SUPPLIED DATA>
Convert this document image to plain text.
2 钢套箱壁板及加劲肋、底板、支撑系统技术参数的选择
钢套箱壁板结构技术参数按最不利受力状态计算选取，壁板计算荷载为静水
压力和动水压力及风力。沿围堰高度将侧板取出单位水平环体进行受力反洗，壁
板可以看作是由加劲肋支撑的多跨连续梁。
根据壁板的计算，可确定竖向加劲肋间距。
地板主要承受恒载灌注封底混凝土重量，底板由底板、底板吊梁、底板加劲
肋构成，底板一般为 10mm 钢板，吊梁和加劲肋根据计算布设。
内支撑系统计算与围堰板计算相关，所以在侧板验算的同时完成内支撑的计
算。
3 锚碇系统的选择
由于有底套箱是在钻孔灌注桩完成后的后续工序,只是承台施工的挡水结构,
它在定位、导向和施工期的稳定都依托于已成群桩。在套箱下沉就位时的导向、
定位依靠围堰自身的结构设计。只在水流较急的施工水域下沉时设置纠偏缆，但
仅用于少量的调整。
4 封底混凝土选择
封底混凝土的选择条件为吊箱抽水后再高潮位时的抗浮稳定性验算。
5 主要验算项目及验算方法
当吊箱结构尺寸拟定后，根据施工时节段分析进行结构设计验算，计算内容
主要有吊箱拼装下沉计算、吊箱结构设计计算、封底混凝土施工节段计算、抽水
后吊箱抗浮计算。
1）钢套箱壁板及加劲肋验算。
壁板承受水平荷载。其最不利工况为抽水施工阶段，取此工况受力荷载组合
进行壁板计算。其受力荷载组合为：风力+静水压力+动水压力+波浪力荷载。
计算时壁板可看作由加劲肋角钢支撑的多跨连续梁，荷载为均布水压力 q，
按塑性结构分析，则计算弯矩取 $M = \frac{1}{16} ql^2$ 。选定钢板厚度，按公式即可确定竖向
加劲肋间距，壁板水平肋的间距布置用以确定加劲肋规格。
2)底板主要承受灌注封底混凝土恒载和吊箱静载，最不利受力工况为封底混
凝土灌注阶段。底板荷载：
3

--

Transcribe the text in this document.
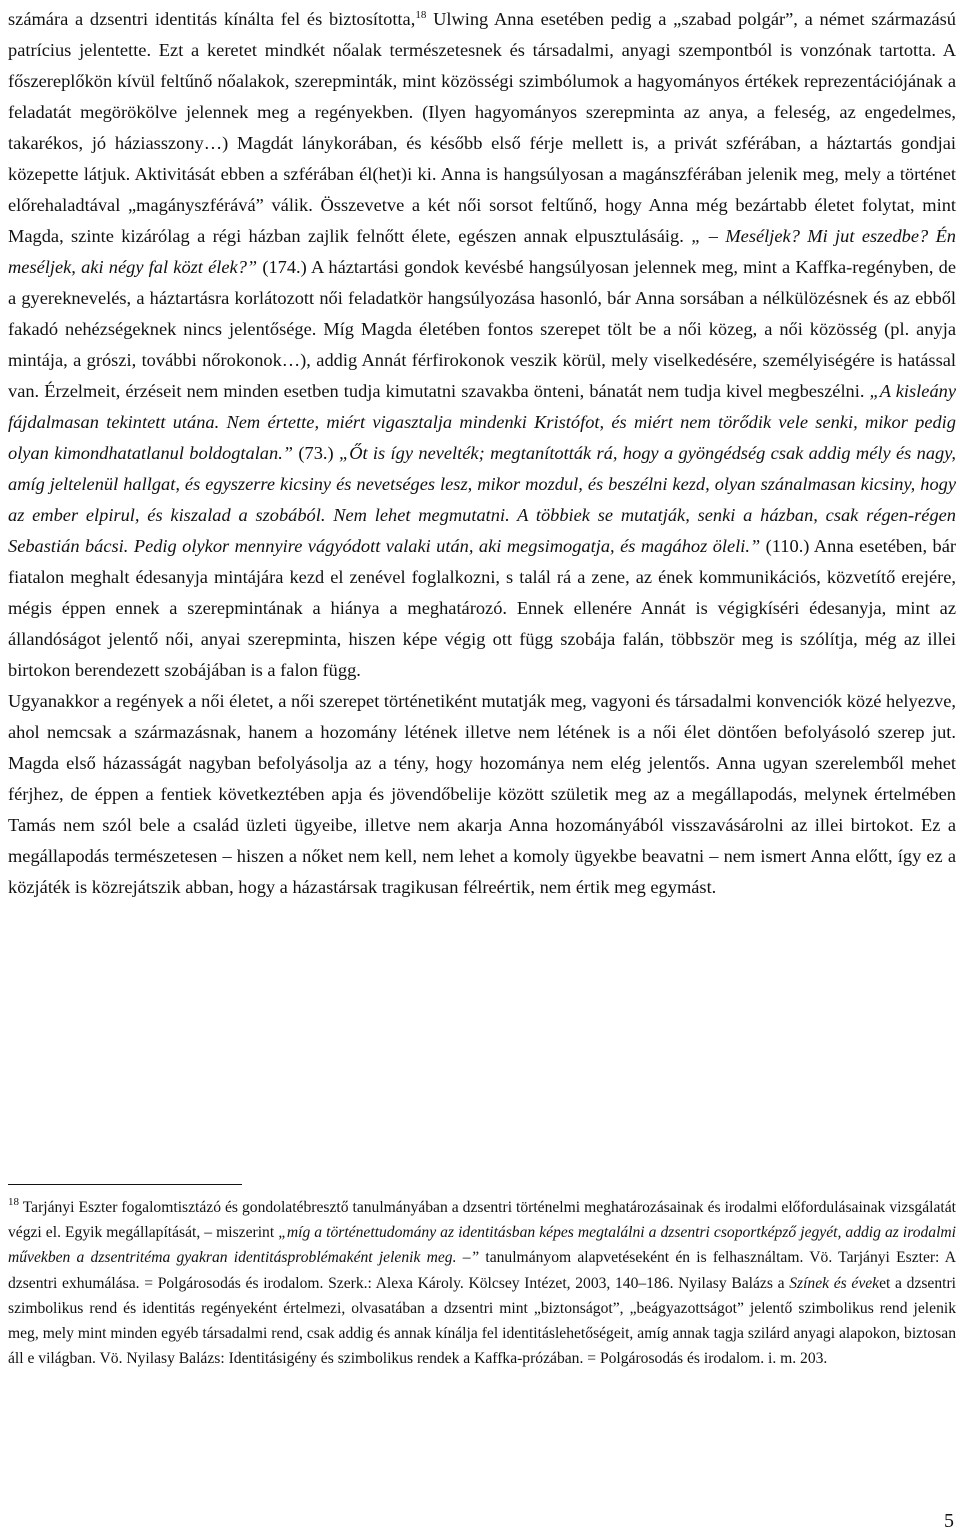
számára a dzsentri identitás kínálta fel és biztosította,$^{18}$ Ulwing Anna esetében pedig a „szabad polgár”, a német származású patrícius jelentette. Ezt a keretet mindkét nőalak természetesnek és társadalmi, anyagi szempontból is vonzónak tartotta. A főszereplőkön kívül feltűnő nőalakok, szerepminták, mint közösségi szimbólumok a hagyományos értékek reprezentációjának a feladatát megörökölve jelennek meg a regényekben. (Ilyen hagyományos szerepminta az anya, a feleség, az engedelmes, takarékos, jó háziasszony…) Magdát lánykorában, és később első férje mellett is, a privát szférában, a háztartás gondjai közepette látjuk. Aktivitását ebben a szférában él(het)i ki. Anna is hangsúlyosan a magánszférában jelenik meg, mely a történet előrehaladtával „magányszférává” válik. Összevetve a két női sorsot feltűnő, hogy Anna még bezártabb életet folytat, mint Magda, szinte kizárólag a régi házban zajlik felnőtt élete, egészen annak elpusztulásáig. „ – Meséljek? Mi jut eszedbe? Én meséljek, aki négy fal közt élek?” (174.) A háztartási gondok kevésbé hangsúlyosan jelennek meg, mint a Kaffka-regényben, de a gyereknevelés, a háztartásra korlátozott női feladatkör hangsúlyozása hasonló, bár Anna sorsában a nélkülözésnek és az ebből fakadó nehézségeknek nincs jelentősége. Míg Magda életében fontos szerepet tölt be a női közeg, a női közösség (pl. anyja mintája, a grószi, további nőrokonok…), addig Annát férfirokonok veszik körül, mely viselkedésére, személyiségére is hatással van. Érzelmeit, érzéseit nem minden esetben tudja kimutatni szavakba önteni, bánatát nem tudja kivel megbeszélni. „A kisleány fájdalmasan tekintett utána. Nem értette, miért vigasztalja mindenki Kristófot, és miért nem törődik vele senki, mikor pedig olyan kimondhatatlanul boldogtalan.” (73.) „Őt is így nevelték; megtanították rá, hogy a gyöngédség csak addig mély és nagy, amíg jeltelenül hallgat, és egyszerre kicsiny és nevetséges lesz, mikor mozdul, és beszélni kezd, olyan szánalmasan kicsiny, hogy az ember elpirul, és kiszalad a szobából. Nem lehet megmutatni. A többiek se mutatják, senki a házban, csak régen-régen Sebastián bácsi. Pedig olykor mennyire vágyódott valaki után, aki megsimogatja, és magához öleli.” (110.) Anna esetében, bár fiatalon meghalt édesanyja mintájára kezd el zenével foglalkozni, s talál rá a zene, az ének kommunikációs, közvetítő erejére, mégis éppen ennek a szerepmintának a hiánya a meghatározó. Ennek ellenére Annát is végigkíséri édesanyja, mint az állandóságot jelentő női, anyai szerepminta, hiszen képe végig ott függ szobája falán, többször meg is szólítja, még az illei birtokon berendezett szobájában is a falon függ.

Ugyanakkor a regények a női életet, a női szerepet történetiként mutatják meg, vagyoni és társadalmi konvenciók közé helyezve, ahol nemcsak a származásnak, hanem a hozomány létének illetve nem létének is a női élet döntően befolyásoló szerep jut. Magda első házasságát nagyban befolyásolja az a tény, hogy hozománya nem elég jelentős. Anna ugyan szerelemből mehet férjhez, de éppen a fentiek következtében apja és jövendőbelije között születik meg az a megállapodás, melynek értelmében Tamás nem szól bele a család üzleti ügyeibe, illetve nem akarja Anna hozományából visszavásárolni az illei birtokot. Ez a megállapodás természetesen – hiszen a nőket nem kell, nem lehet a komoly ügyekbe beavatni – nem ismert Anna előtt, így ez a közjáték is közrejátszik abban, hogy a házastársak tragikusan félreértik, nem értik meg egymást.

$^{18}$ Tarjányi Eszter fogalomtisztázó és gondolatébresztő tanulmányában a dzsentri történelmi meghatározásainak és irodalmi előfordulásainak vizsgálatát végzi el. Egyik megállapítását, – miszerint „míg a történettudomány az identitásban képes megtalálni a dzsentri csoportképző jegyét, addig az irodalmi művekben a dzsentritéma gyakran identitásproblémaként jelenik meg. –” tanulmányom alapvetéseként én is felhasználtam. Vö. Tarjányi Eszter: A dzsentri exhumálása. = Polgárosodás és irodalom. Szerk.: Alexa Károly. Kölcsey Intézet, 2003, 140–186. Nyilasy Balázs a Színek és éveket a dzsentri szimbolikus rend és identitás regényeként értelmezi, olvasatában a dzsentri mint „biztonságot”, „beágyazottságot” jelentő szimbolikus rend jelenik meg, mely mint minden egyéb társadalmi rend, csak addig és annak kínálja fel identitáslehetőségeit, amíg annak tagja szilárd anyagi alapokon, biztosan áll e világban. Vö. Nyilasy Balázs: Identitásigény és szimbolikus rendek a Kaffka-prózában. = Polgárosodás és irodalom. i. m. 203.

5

AIM OF THE TASK> Return each line in the records that holds the string "this".

WRITTEN SOLUTION>
Convert this document image to plain text.
Transcribe the text in this document.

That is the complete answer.